**Record extracts**
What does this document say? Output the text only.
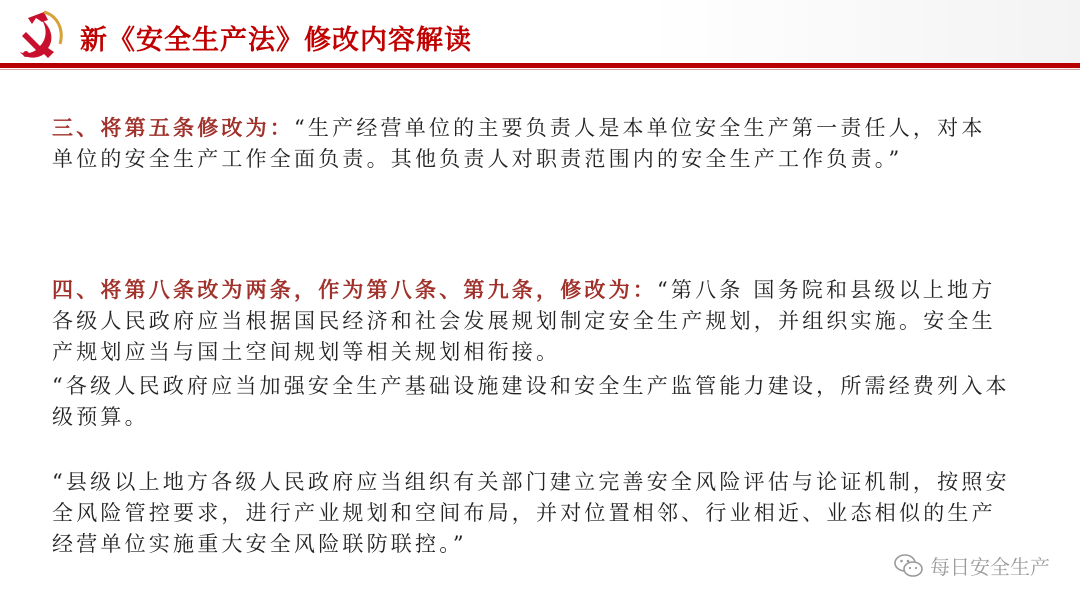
新《安全生产法》修改内容解读
三、将第五条修改为：“生产经营单位的主要负责人是本单位安全生产第一责任人，对本单位的安全生产工作全面负责。其他负责人对职责范围内的安全生产工作负责。”
四、将第八条改为两条，作为第八条、第九条，修改为：“第八条 国务院和县级以上地方各级人民政府应当根据国民经济和社会发展规划制定安全生产规划，并组织实施。安全生产规划应当与国土空间规划等相关规划相衔接。
“各级人民政府应当加强安全生产基础设施建设和安全生产监管能力建设，所需经费列入本级预算。
“县级以上地方各级人民政府应当组织有关部门建立完善安全风险评估与论证机制，按照安全风险管控要求，进行产业规划和空间布局，并对位置相邻、行业相近、业态相似的生产经营单位实施重大安全风险联防联控。”
每日安全生产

**What is required**
Quote every entry exactly, with the pictures omitted.

**Output below**
What does this document say? Output the text only.
新《安全生产法》修改内容解读
三、将第五条修改为：“生产经营单位的主要负责人是本单位安全生产第一责任人，对本单位的安全生产工作全面负责。其他负责人对职责范围内的安全生产工作负责。”
四、将第八条改为两条，作为第八条、第九条，修改为：“第八条 国务院和县级以上地方各级人民政府应当根据国民经济和社会发展规划制定安全生产规划，并组织实施。安全生产规划应当与国土空间规划等相关规划相衔接。
“各级人民政府应当加强安全生产基础设施建设和安全生产监管能力建设，所需经费列入本级预算。
“县级以上地方各级人民政府应当组织有关部门建立完善安全风险评估与论证机制，按照安全风险管控要求，进行产业规划和空间布局，并对位置相邻、行业相近、业态相似的生产经营单位实施重大安全风险联防联控。”
每日安全生产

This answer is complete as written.